WORK TO COMPLETE:
Repeat each record below exactly, dropping the pictures.

::::::

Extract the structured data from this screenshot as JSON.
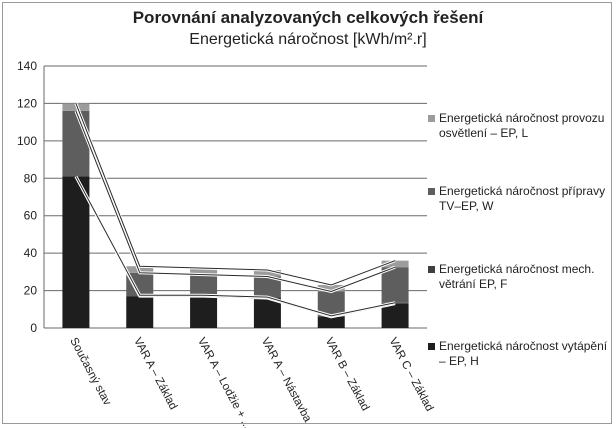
{
  "chart_data": {
    "type": "bar",
    "stacked": true,
    "title": "Porovnání analyzovaných celkových řešení",
    "subtitle": "Energetická náročnost [kWh/m².r]",
    "xlabel": "",
    "ylabel": "",
    "ylim": [
      0,
      140
    ],
    "yticks": [
      "0",
      "20",
      "40",
      "60",
      "80",
      "100",
      "120",
      "140"
    ],
    "grid": true,
    "legend_position": "right",
    "categories": [
      "Současný stav",
      "VAR A – Základ",
      "VAR A – Lodžie + ...",
      "VAR A – Nástavba",
      "VAR B – Základ",
      "VAR C – Základ"
    ],
    "series": [
      {
        "name": "Energetická náročnost vytápění – EP, H",
        "color": "#1e1e1e",
        "values": [
          81,
          17,
          17,
          16,
          6,
          13
        ]
      },
      {
        "name": "Energetická náročnost mech. větrání EP, F",
        "color": "#3f3f3f",
        "values": [
          0,
          0.5,
          0.5,
          0.5,
          0.5,
          0.5
        ]
      },
      {
        "name": "Energetická náročnost přípravy TV–EP, W",
        "color": "#5e5e5e",
        "values": [
          35,
          12,
          11,
          11,
          13,
          19
        ]
      },
      {
        "name": "Energetická náročnost provozu osvětlení – EP, L",
        "color": "#9c9c9c",
        "values": [
          4,
          3.5,
          3.5,
          3.5,
          3.5,
          3.5
        ]
      }
    ]
  },
  "legend_order": [
    3,
    2,
    1,
    0
  ]
}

::::::

CORRECT OUTPUT:
Extract the structured data from this screenshot as JSON.
{
  "chart_data": {
    "type": "bar",
    "stacked": true,
    "title": "Porovnání analyzovaných celkových řešení",
    "subtitle": "Energetická náročnost [kWh/m².r]",
    "xlabel": "",
    "ylabel": "",
    "ylim": [
      0,
      140
    ],
    "yticks": [
      "0",
      "20",
      "40",
      "60",
      "80",
      "100",
      "120",
      "140"
    ],
    "grid": true,
    "legend_position": "right",
    "categories": [
      "Současný stav",
      "VAR A – Základ",
      "VAR A – Lodžie + ...",
      "VAR A – Nástavba",
      "VAR B – Základ",
      "VAR C – Základ"
    ],
    "series": [
      {
        "name": "Energetická náročnost vytápění – EP, H",
        "color": "#1e1e1e",
        "values": [
          81,
          17,
          17,
          16,
          6,
          13
        ]
      },
      {
        "name": "Energetická náročnost mech. větrání EP, F",
        "color": "#3f3f3f",
        "values": [
          0,
          0.5,
          0.5,
          0.5,
          0.5,
          0.5
        ]
      },
      {
        "name": "Energetická náročnost přípravy TV–EP, W",
        "color": "#5e5e5e",
        "values": [
          35,
          12,
          11,
          11,
          13,
          19
        ]
      },
      {
        "name": "Energetická náročnost provozu osvětlení – EP, L",
        "color": "#9c9c9c",
        "values": [
          4,
          3.5,
          3.5,
          3.5,
          3.5,
          3.5
        ]
      }
    ]
  },
  "legend_order": [
    3,
    2,
    1,
    0
  ]
}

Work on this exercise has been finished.